WHAT THE EXERCISE ASKS:
Reproduce the entire listing word for word.
━━━━━ AVAILABLE DATA ━━━━━
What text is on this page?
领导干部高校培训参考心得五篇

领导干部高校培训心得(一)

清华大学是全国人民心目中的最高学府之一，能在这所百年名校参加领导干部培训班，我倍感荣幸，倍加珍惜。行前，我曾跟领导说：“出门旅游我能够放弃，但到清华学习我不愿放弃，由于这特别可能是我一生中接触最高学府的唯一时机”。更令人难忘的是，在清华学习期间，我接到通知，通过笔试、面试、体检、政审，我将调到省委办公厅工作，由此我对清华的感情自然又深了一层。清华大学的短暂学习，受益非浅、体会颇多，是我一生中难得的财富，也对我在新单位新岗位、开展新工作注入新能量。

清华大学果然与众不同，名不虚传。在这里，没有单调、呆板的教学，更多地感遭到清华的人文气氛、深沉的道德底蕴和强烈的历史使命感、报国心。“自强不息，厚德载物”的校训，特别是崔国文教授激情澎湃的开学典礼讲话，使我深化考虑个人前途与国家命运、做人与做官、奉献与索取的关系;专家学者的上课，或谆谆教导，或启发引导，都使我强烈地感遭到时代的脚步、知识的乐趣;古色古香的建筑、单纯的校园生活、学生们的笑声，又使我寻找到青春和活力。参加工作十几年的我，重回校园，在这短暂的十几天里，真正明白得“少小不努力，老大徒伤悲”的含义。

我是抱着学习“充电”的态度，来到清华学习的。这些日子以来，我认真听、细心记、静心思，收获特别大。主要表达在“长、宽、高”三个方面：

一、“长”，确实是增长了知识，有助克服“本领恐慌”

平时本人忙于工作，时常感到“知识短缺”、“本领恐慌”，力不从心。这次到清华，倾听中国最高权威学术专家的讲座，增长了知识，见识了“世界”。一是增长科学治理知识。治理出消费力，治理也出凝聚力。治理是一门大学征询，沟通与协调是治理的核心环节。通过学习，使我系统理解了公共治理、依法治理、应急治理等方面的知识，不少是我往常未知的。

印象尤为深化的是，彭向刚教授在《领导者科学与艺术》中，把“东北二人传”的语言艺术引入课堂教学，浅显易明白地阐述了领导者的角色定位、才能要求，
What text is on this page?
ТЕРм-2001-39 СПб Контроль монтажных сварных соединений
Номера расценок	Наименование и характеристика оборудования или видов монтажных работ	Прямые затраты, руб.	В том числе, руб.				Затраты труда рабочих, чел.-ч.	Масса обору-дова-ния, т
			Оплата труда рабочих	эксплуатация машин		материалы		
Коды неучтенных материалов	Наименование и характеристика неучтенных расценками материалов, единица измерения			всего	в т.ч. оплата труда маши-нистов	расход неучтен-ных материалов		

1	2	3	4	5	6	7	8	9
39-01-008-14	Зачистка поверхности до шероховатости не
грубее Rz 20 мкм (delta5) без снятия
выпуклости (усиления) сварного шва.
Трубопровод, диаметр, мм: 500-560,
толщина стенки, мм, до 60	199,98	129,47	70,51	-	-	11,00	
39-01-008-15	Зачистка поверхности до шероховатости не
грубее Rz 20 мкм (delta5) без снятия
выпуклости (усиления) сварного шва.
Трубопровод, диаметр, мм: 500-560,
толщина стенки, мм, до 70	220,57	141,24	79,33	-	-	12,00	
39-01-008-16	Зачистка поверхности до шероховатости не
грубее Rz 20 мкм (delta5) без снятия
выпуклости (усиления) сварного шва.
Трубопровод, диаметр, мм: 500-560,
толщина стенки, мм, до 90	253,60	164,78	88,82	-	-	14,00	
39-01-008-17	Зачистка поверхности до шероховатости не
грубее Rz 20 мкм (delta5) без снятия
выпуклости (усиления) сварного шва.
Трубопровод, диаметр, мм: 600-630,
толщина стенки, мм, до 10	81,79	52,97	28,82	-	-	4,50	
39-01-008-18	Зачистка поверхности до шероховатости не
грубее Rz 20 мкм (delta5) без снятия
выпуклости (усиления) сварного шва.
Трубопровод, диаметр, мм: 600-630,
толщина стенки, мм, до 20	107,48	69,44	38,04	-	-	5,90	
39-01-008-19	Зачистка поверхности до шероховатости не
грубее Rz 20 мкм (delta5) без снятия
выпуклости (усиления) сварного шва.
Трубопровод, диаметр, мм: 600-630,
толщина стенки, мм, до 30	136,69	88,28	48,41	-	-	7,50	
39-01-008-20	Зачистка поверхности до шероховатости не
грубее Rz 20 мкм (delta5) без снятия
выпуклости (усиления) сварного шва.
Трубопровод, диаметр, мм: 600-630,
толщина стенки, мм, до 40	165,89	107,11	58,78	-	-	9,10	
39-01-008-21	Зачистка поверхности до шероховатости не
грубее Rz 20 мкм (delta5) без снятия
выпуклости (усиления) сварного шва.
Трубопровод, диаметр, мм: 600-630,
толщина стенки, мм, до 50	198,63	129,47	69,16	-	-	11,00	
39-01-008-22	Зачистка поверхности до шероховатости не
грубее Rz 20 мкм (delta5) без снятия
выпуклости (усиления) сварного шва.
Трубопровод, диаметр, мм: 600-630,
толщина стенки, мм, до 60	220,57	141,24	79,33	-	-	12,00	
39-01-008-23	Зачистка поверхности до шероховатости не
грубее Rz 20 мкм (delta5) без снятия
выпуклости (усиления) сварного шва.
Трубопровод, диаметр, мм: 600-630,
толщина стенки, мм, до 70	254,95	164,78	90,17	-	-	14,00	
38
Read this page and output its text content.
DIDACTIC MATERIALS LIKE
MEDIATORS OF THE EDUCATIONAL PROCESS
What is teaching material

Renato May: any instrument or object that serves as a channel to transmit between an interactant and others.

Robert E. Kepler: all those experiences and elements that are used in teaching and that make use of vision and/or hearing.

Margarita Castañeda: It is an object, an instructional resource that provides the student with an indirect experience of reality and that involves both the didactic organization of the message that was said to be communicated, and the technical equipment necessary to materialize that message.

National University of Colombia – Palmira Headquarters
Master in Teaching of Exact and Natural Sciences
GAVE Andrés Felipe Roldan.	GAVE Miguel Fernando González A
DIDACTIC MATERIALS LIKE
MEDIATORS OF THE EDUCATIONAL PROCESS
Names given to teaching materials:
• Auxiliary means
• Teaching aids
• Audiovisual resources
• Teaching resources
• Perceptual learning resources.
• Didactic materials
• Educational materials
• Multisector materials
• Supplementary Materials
━━━━━
WRITTEN ANSWER:
What text is on this page?
领导干部高校培训参考心得五篇

领导干部高校培训心得(一)

清华大学是全国人民心目中的最高学府之一，能在这所百年名校参加领导干部培训班，我倍感荣幸，倍加珍惜。行前，我曾跟领导说：“出门旅游我能够放弃，但到清华学习我不愿放弃，由于这特别可能是我一生中接触最高学府的唯一时机”。更令人难忘的是，在清华学习期间，我接到通知，通过笔试、面试、体检、政审，我将调到省委办公厅工作，由此我对清华的感情自然又深了一层。清华大学的短暂学习，受益非浅、体会颇多，是我一生中难得的财富，也对我在新单位新岗位、开展新工作注入新能量。

清华大学果然与众不同，名不虚传。在这里，没有单调、呆板的教学，更多地感遭到清华的人文气氛、深沉的道德底蕴和强烈的历史使命感、报国心。“自强不息，厚德载物”的校训，特别是崔国文教授激情澎湃的开学典礼讲话，使我深化考虑个人前途与国家命运、做人与做官、奉献与索取的关系;专家学者的上课，或谆谆教导，或启发引导，都使我强烈地感遭到时代的脚步、知识的乐趣;古色古香的建筑、单纯的校园生活、学生们的笑声，又使我寻找到青春和活力。参加工作十几年的我，重回校园，在这短暂的十几天里，真正明白得“少小不努力，老大徒伤悲”的含义。

我是抱着学习“充电”的态度，来到清华学习的。这些日子以来，我认真听、细心记、静心思，收获特别大。主要表达在“长、宽、高”三个方面：

一、“长”，确实是增长了知识，有助克服“本领恐慌”

平时本人忙于工作，时常感到“知识短缺”、“本领恐慌”，力不从心。这次到清华，倾听中国最高权威学术专家的讲座，增长了知识，见识了“世界”。一是增长科学治理知识。治理出消费力，治理也出凝聚力。治理是一门大学征询，沟通与协调是治理的核心环节。通过学习，使我系统理解了公共治理、依法治理、应急治理等方面的知识，不少是我往常未知的。

印象尤为深化的是，彭向刚教授在《领导者科学与艺术》中，把“东北二人传”的语言艺术引入课堂教学，浅显易明白地阐述了领导者的角色定位、才能要求，
What text is on this page?
ТЕРм-2001-39 СПб Контроль монтажных сварных соединений
Номера расценок	Наименование и характеристика оборудования или видов монтажных работ	Прямые затраты, руб.	В том числе, руб.				Затраты труда рабочих, чел.-ч.	Масса обору-дова-ния, т
			Оплата труда рабочих	эксплуатация машин		материалы		
Коды неучтенных материалов	Наименование и характеристика неучтенных расценками материалов, единица измерения			всего	в т.ч. оплата труда маши-нистов	расход неучтен-ных материалов		

1	2	3	4	5	6	7	8	9
39-01-008-14	Зачистка поверхности до шероховатости не
грубее Rz 20 мкм (delta5) без снятия
выпуклости (усиления) сварного шва.
Трубопровод, диаметр, мм: 500-560,
толщина стенки, мм, до 60	199,98	129,47	70,51	-	-	11,00	
39-01-008-15	Зачистка поверхности до шероховатости не
грубее Rz 20 мкм (delta5) без снятия
выпуклости (усиления) сварного шва.
Трубопровод, диаметр, мм: 500-560,
толщина стенки, мм, до 70	220,57	141,24	79,33	-	-	12,00	
39-01-008-16	Зачистка поверхности до шероховатости не
грубее Rz 20 мкм (delta5) без снятия
выпуклости (усиления) сварного шва.
Трубопровод, диаметр, мм: 500-560,
толщина стенки, мм, до 90	253,60	164,78	88,82	-	-	14,00	
39-01-008-17	Зачистка поверхности до шероховатости не
грубее Rz 20 мкм (delta5) без снятия
выпуклости (усиления) сварного шва.
Трубопровод, диаметр, мм: 600-630,
толщина стенки, мм, до 10	81,79	52,97	28,82	-	-	4,50	
39-01-008-18	Зачистка поверхности до шероховатости не
грубее Rz 20 мкм (delta5) без снятия
выпуклости (усиления) сварного шва.
Трубопровод, диаметр, мм: 600-630,
толщина стенки, мм, до 20	107,48	69,44	38,04	-	-	5,90	
39-01-008-19	Зачистка поверхности до шероховатости не
грубее Rz 20 мкм (delta5) без снятия
выпуклости (усиления) сварного шва.
Трубопровод, диаметр, мм: 600-630,
толщина стенки, мм, до 30	136,69	88,28	48,41	-	-	7,50	
39-01-008-20	Зачистка поверхности до шероховатости не
грубее Rz 20 мкм (delta5) без снятия
выпуклости (усиления) сварного шва.
Трубопровод, диаметр, мм: 600-630,
толщина стенки, мм, до 40	165,89	107,11	58,78	-	-	9,10	
39-01-008-21	Зачистка поверхности до шероховатости не
грубее Rz 20 мкм (delta5) без снятия
выпуклости (усиления) сварного шва.
Трубопровод, диаметр, мм: 600-630,
толщина стенки, мм, до 50	198,63	129,47	69,16	-	-	11,00	
39-01-008-22	Зачистка поверхности до шероховатости не
грубее Rz 20 мкм (delta5) без снятия
выпуклости (усиления) сварного шва.
Трубопровод, диаметр, мм: 600-630,
толщина стенки, мм, до 60	220,57	141,24	79,33	-	-	12,00	
39-01-008-23	Зачистка поверхности до шероховатости не
грубее Rz 20 мкм (delta5) без снятия
выпуклости (усиления) сварного шва.
Трубопровод, диаметр, мм: 600-630,
толщина стенки, мм, до 70	254,95	164,78	90,17	-	-	14,00	
38
Read this page and output its text content.
DIDACTIC MATERIALS LIKE
MEDIATORS OF THE EDUCATIONAL PROCESS
What is teaching material

Renato May: any instrument or object that serves as a channel to transmit between an interactant and others.

Robert E. Kepler: all those experiences and elements that are used in teaching and that make use of vision and/or hearing.

Margarita Castañeda: It is an object, an instructional resource that provides the student with an indirect experience of reality and that involves both the didactic organization of the message that was said to be communicated, and the technical equipment necessary to materialize that message.

National University of Colombia – Palmira Headquarters
Master in Teaching of Exact and Natural Sciences
GAVE Andrés Felipe Roldan.	GAVE Miguel Fernando González A
DIDACTIC MATERIALS LIKE
MEDIATORS OF THE EDUCATIONAL PROCESS
Names given to teaching materials:
• Auxiliary means
• Teaching aids
• Audiovisual resources
• Teaching resources
• Perceptual learning resources.
• Didactic materials
• Educational materials
• Multisector materials
• Supplementary Materials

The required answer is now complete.